Stored records:
◆ ◆ ◆ ◆ ◆

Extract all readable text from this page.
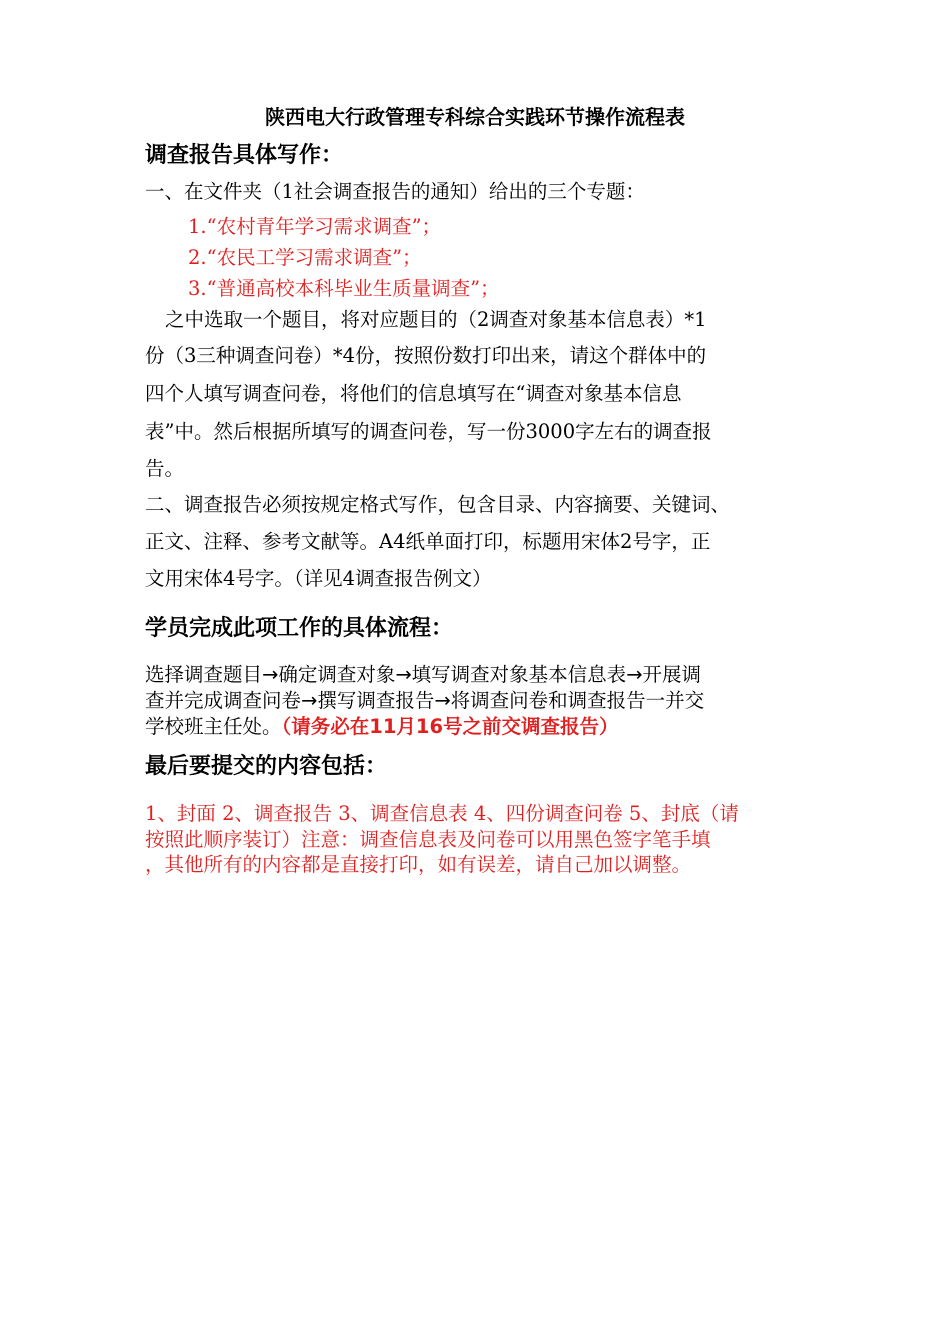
陕西电大行政管理专科综合实践环节操作流程表
调查报告具体写作：
一、在文件夹（1社会调查报告的通知）给出的三个专题：
1.“农村青年学习需求调查”；
2.“农民工学习需求调查”；
3.“普通高校本科毕业生质量调查”；
之中选取一个题目，将对应题目的（2调查对象基本信息表）*1
份（3三种调查问卷）*4份，按照份数打印出来，请这个群体中的
四个人填写调查问卷，将他们的信息填写在“调查对象基本信息
表”中。然后根据所填写的调查问卷，写一份3000字左右的调查报
告。
二、调查报告必须按规定格式写作，包含目录、内容摘要、关键词、
正文、注释、参考文献等。A4纸单面打印，标题用宋体2号字，正
文用宋体4号字。（详见4调查报告例文）
学员完成此项工作的具体流程：
选择调查题目→确定调查对象→填写调查对象基本信息表→开展调
查并完成调查问卷→撰写调查报告→将调查问卷和调查报告一并交
学校班主任处。（请务必在11月16号之前交调查报告）
最后要提交的内容包括：
1、封面 2、调查报告 3、调查信息表 4、四份调查问卷 5、封底（请
按照此顺序装订）注意：调查信息表及问卷可以用黑色签字笔手填
，其他所有的内容都是直接打印，如有误差，请自己加以调整。
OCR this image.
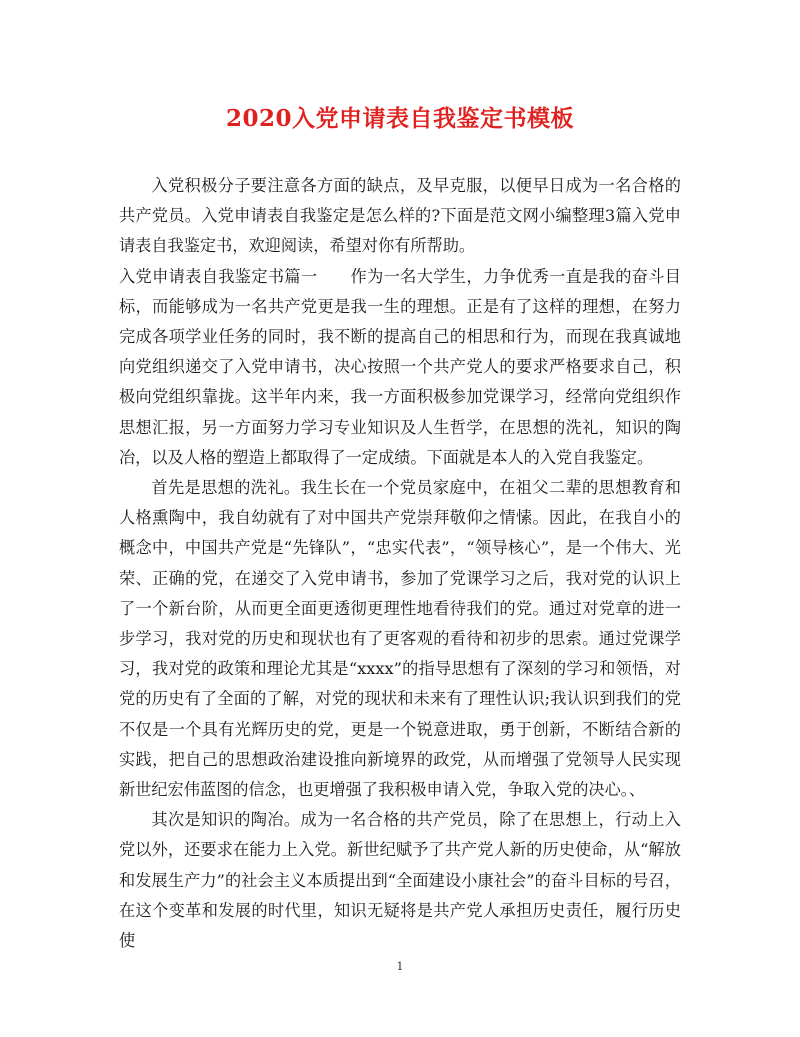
2020入党申请表自我鉴定书模板

入党积极分子要注意各方面的缺点，及早克服，以便早日成为一名合格的共产党员。入党申请表自我鉴定是怎么样的?下面是范文网小编整理3篇入党申请表自我鉴定书，欢迎阅读，希望对你有所帮助。

入党申请表自我鉴定书篇一　　作为一名大学生，力争优秀一直是我的奋斗目标，而能够成为一名共产党更是我一生的理想。正是有了这样的理想，在努力完成各项学业任务的同时，我不断的提高自己的相思和行为，而现在我真诚地向党组织递交了入党申请书，决心按照一个共产党人的要求严格要求自己，积极向党组织靠拢。这半年内来，我一方面积极参加党课学习，经常向党组织作思想汇报，另一方面努力学习专业知识及人生哲学，在思想的洗礼，知识的陶冶，以及人格的塑造上都取得了一定成绩。下面就是本人的入党自我鉴定。

首先是思想的洗礼。我生长在一个党员家庭中，在祖父二辈的思想教育和人格熏陶中，我自幼就有了对中国共产党崇拜敬仰之情愫。因此，在我自小的概念中，中国共产党是“先锋队”，“忠实代表”，“领导核心”，是一个伟大、光荣、正确的党，在递交了入党申请书，参加了党课学习之后，我对党的认识上了一个新台阶，从而更全面更透彻更理性地看待我们的党。通过对党章的进一步学习，我对党的历史和现状也有了更客观的看待和初步的思索。通过党课学习，我对党的政策和理论尤其是“xxxx”的指导思想有了深刻的学习和领悟，对党的历史有了全面的了解，对党的现状和未来有了理性认识;我认识到我们的党不仅是一个具有光辉历史的党，更是一个锐意进取，勇于创新，不断结合新的实践，把自己的思想政治建设推向新境界的政党，从而增强了党领导人民实现新世纪宏伟蓝图的信念，也更增强了我积极申请入党，争取入党的决心。、

其次是知识的陶冶。成为一名合格的共产党员，除了在思想上，行动上入党以外，还要求在能力上入党。新世纪赋予了共产党人新的历史使命，从“解放和发展生产力”的社会主义本质提出到“全面建设小康社会”的奋斗目标的号召，在这个变革和发展的时代里，知识无疑将是共产党人承担历史责任，履行历史使

1
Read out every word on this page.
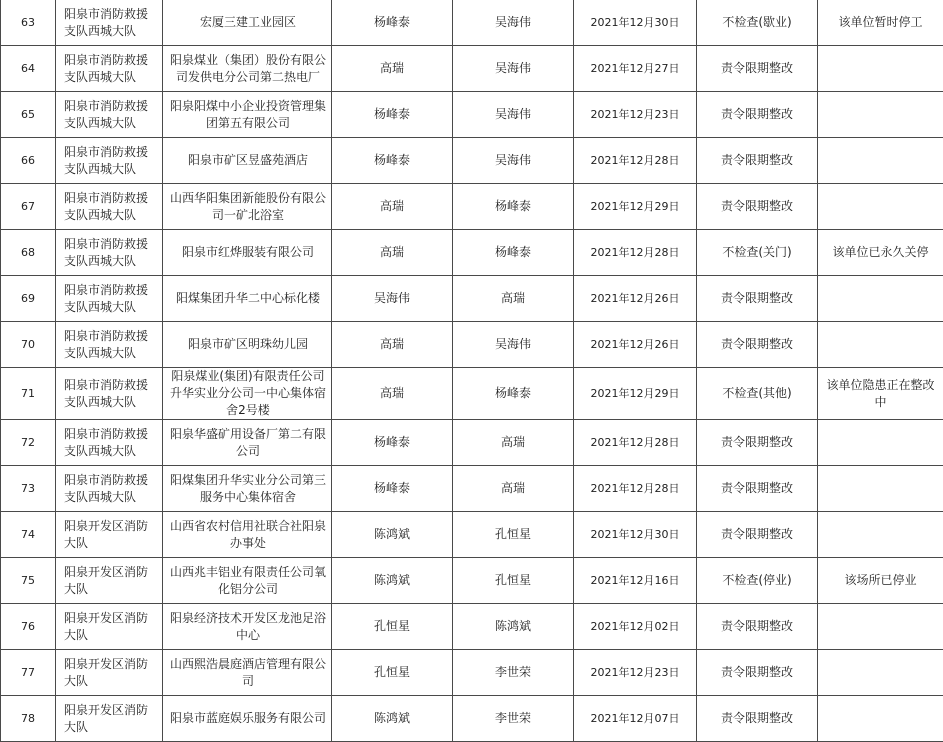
63	阳泉市消防救援支队西城大队	宏厦三建工业园区	杨峰泰	吴海伟	2021年12月30日	不检查(歇业)	该单位暂时停工
64	阳泉市消防救援支队西城大队	阳泉煤业（集团）股份有限公司发供电分公司第二热电厂	高瑞	吴海伟	2021年12月27日	责令限期整改	
65	阳泉市消防救援支队西城大队	阳泉阳煤中小企业投资管理集团第五有限公司	杨峰泰	吴海伟	2021年12月23日	责令限期整改	
66	阳泉市消防救援支队西城大队	阳泉市矿区昱盛苑酒店	杨峰泰	吴海伟	2021年12月28日	责令限期整改	
67	阳泉市消防救援支队西城大队	山西华阳集团新能股份有限公司一矿北浴室	高瑞	杨峰泰	2021年12月29日	责令限期整改	
68	阳泉市消防救援支队西城大队	阳泉市红烨服装有限公司	高瑞	杨峰泰	2021年12月28日	不检查(关门)	该单位已永久关停
69	阳泉市消防救援支队西城大队	阳煤集团升华二中心标化楼	吴海伟	高瑞	2021年12月26日	责令限期整改	
70	阳泉市消防救援支队西城大队	阳泉市矿区明珠幼儿园	高瑞	吴海伟	2021年12月26日	责令限期整改	
71	阳泉市消防救援支队西城大队	阳泉煤业(集团)有限责任公司升华实业分公司一中心集体宿舍2号楼	高瑞	杨峰泰	2021年12月29日	不检查(其他)	该单位隐患正在整改中
72	阳泉市消防救援支队西城大队	阳泉华盛矿用设备厂第二有限公司	杨峰泰	高瑞	2021年12月28日	责令限期整改	
73	阳泉市消防救援支队西城大队	阳煤集团升华实业分公司第三服务中心集体宿舍	杨峰泰	高瑞	2021年12月28日	责令限期整改	
74	阳泉开发区消防大队	山西省农村信用社联合社阳泉办事处	陈鸿斌	孔恒星	2021年12月30日	责令限期整改	
75	阳泉开发区消防大队	山西兆丰铝业有限责任公司氧化铝分公司	陈鸿斌	孔恒星	2021年12月16日	不检查(停业)	该场所已停业
76	阳泉开发区消防大队	阳泉经济技术开发区龙池足浴中心	孔恒星	陈鸿斌	2021年12月02日	责令限期整改	
77	阳泉开发区消防大队	山西熙浩晨庭酒店管理有限公司	孔恒星	李世荣	2021年12月23日	责令限期整改	
78	阳泉开发区消防大队	阳泉市蓝庭娱乐服务有限公司	陈鸿斌	李世荣	2021年12月07日	责令限期整改	
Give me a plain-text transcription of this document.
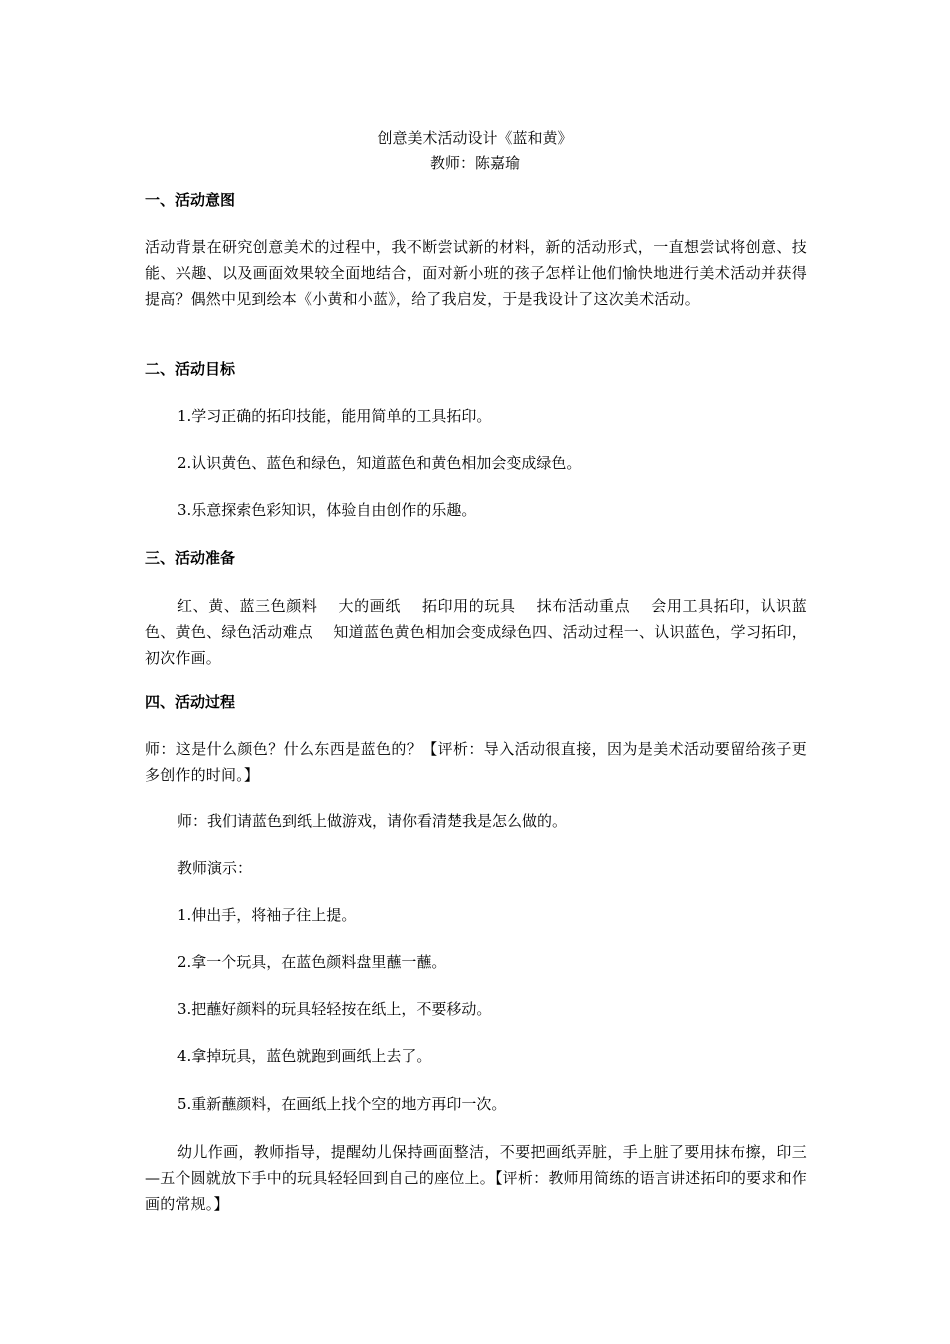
创意美术活动设计《蓝和黄》
教师：陈嘉瑜
一、活动意图
活动背景在研究创意美术的过程中，我不断尝试新的材料，新的活动形式，一直想尝试将创意、技能、兴趣、以及画面效果较全面地结合，面对新小班的孩子怎样让他们愉快地进行美术活动并获得提高？偶然中见到绘本《小黄和小蓝》，给了我启发，于是我设计了这次美术活动。
二、活动目标
1.学习正确的拓印技能，能用简单的工具拓印。
2.认识黄色、蓝色和绿色，知道蓝色和黄色相加会变成绿色。
3.乐意探索色彩知识，体验自由创作的乐趣。
三、活动准备
红、黄、蓝三色颜料　 大的画纸　 拓印用的玩具　 抹布活动重点　 会用工具拓印，认识蓝色、黄色、绿色活动难点　 知道蓝色黄色相加会变成绿色四、活动过程一、认识蓝色，学习拓印，初次作画。
四、活动过程
师：这是什么颜色？什么东西是蓝色的？【评析：导入活动很直接，因为是美术活动要留给孩子更多创作的时间。】
师：我们请蓝色到纸上做游戏，请你看清楚我是怎么做的。
教师演示：
1.伸出手，将袖子往上提。
2.拿一个玩具，在蓝色颜料盘里蘸一蘸。
3.把蘸好颜料的玩具轻轻按在纸上，不要移动。
4.拿掉玩具，蓝色就跑到画纸上去了。
5.重新蘸颜料，在画纸上找个空的地方再印一次。
幼儿作画，教师指导，提醒幼儿保持画面整洁，不要把画纸弄脏，手上脏了要用抹布擦，印三—五个圆就放下手中的玩具轻轻回到自己的座位上。【评析：教师用简练的语言讲述拓印的要求和作画的常规。】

◆ ◆ ◆ ◆ ◆

What you need to do -> Print the records word for word and exclude any picture they hold.

Expected output ->
Extract all readable text from this page.
陕西电大行政管理专科综合实践环节操作流程表
调查报告具体写作：
一、在文件夹（1社会调查报告的通知）给出的三个专题：
1.“农村青年学习需求调查”；
2.“农民工学习需求调查”；
3.“普通高校本科毕业生质量调查”；
之中选取一个题目，将对应题目的（2调查对象基本信息表）*1
份（3三种调查问卷）*4份，按照份数打印出来，请这个群体中的
四个人填写调查问卷，将他们的信息填写在“调查对象基本信息
表”中。然后根据所填写的调查问卷，写一份3000字左右的调查报
告。
二、调查报告必须按规定格式写作，包含目录、内容摘要、关键词、
正文、注释、参考文献等。A4纸单面打印，标题用宋体2号字，正
文用宋体4号字。（详见4调查报告例文）
学员完成此项工作的具体流程：
选择调查题目→确定调查对象→填写调查对象基本信息表→开展调
查并完成调查问卷→撰写调查报告→将调查问卷和调查报告一并交
学校班主任处。（请务必在11月16号之前交调查报告）
最后要提交的内容包括：
1、封面 2、调查报告 3、调查信息表 4、四份调查问卷 5、封底（请
按照此顺序装订）注意：调查信息表及问卷可以用黑色签字笔手填
，其他所有的内容都是直接打印，如有误差，请自己加以调整。
OCR this image.
2020入党申请表自我鉴定书模板

入党积极分子要注意各方面的缺点，及早克服，以便早日成为一名合格的共产党员。入党申请表自我鉴定是怎么样的?下面是范文网小编整理3篇入党申请表自我鉴定书，欢迎阅读，希望对你有所帮助。

入党申请表自我鉴定书篇一　　作为一名大学生，力争优秀一直是我的奋斗目标，而能够成为一名共产党更是我一生的理想。正是有了这样的理想，在努力完成各项学业任务的同时，我不断的提高自己的相思和行为，而现在我真诚地向党组织递交了入党申请书，决心按照一个共产党人的要求严格要求自己，积极向党组织靠拢。这半年内来，我一方面积极参加党课学习，经常向党组织作思想汇报，另一方面努力学习专业知识及人生哲学，在思想的洗礼，知识的陶冶，以及人格的塑造上都取得了一定成绩。下面就是本人的入党自我鉴定。

首先是思想的洗礼。我生长在一个党员家庭中，在祖父二辈的思想教育和人格熏陶中，我自幼就有了对中国共产党崇拜敬仰之情愫。因此，在我自小的概念中，中国共产党是“先锋队”，“忠实代表”，“领导核心”，是一个伟大、光荣、正确的党，在递交了入党申请书，参加了党课学习之后，我对党的认识上了一个新台阶，从而更全面更透彻更理性地看待我们的党。通过对党章的进一步学习，我对党的历史和现状也有了更客观的看待和初步的思索。通过党课学习，我对党的政策和理论尤其是“xxxx”的指导思想有了深刻的学习和领悟，对党的历史有了全面的了解，对党的现状和未来有了理性认识;我认识到我们的党不仅是一个具有光辉历史的党，更是一个锐意进取，勇于创新，不断结合新的实践，把自己的思想政治建设推向新境界的政党，从而增强了党领导人民实现新世纪宏伟蓝图的信念，也更增强了我积极申请入党，争取入党的决心。、

其次是知识的陶冶。成为一名合格的共产党员，除了在思想上，行动上入党以外，还要求在能力上入党。新世纪赋予了共产党人新的历史使命，从“解放和发展生产力”的社会主义本质提出到“全面建设小康社会”的奋斗目标的号召，在这个变革和发展的时代里，知识无疑将是共产党人承担历史责任，履行历史使

1
Read out every word on this page.
63	阳泉市消防救援支队西城大队	宏厦三建工业园区	杨峰泰	吴海伟	2021年12月30日	不检查(歇业)	该单位暂时停工
64	阳泉市消防救援支队西城大队	阳泉煤业（集团）股份有限公司发供电分公司第二热电厂	高瑞	吴海伟	2021年12月27日	责令限期整改	
65	阳泉市消防救援支队西城大队	阳泉阳煤中小企业投资管理集团第五有限公司	杨峰泰	吴海伟	2021年12月23日	责令限期整改	
66	阳泉市消防救援支队西城大队	阳泉市矿区昱盛苑酒店	杨峰泰	吴海伟	2021年12月28日	责令限期整改	
67	阳泉市消防救援支队西城大队	山西华阳集团新能股份有限公司一矿北浴室	高瑞	杨峰泰	2021年12月29日	责令限期整改	
68	阳泉市消防救援支队西城大队	阳泉市红烨服装有限公司	高瑞	杨峰泰	2021年12月28日	不检查(关门)	该单位已永久关停
69	阳泉市消防救援支队西城大队	阳煤集团升华二中心标化楼	吴海伟	高瑞	2021年12月26日	责令限期整改	
70	阳泉市消防救援支队西城大队	阳泉市矿区明珠幼儿园	高瑞	吴海伟	2021年12月26日	责令限期整改	
71	阳泉市消防救援支队西城大队	阳泉煤业(集团)有限责任公司升华实业分公司一中心集体宿舍2号楼	高瑞	杨峰泰	2021年12月29日	不检查(其他)	该单位隐患正在整改中
72	阳泉市消防救援支队西城大队	阳泉华盛矿用设备厂第二有限公司	杨峰泰	高瑞	2021年12月28日	责令限期整改	
73	阳泉市消防救援支队西城大队	阳煤集团升华实业分公司第三服务中心集体宿舍	杨峰泰	高瑞	2021年12月28日	责令限期整改	
74	阳泉开发区消防大队	山西省农村信用社联合社阳泉办事处	陈鸿斌	孔恒星	2021年12月30日	责令限期整改	
75	阳泉开发区消防大队	山西兆丰铝业有限责任公司氧化铝分公司	陈鸿斌	孔恒星	2021年12月16日	不检查(停业)	该场所已停业
76	阳泉开发区消防大队	阳泉经济技术开发区龙池足浴中心	孔恒星	陈鸿斌	2021年12月02日	责令限期整改	
77	阳泉开发区消防大队	山西熙浩晨庭酒店管理有限公司	孔恒星	李世荣	2021年12月23日	责令限期整改	
78	阳泉开发区消防大队	阳泉市蓝庭娱乐服务有限公司	陈鸿斌	李世荣	2021年12月07日	责令限期整改	
Give me a plain-text transcription of this document.
创意美术活动设计《蓝和黄》
教师：陈嘉瑜
一、活动意图
活动背景在研究创意美术的过程中，我不断尝试新的材料，新的活动形式，一直想尝试将创意、技能、兴趣、以及画面效果较全面地结合，面对新小班的孩子怎样让他们愉快地进行美术活动并获得提高？偶然中见到绘本《小黄和小蓝》，给了我启发，于是我设计了这次美术活动。
二、活动目标
1.学习正确的拓印技能，能用简单的工具拓印。
2.认识黄色、蓝色和绿色，知道蓝色和黄色相加会变成绿色。
3.乐意探索色彩知识，体验自由创作的乐趣。
三、活动准备
红、黄、蓝三色颜料　 大的画纸　 拓印用的玩具　 抹布活动重点　 会用工具拓印，认识蓝色、黄色、绿色活动难点　 知道蓝色黄色相加会变成绿色四、活动过程一、认识蓝色，学习拓印，初次作画。
四、活动过程
师：这是什么颜色？什么东西是蓝色的？【评析：导入活动很直接，因为是美术活动要留给孩子更多创作的时间。】
师：我们请蓝色到纸上做游戏，请你看清楚我是怎么做的。
教师演示：
1.伸出手，将袖子往上提。
2.拿一个玩具，在蓝色颜料盘里蘸一蘸。
3.把蘸好颜料的玩具轻轻按在纸上，不要移动。
4.拿掉玩具，蓝色就跑到画纸上去了。
5.重新蘸颜料，在画纸上找个空的地方再印一次。
幼儿作画，教师指导，提醒幼儿保持画面整洁，不要把画纸弄脏，手上脏了要用抹布擦，印三—五个圆就放下手中的玩具轻轻回到自己的座位上。【评析：教师用简练的语言讲述拓印的要求和作画的常规。】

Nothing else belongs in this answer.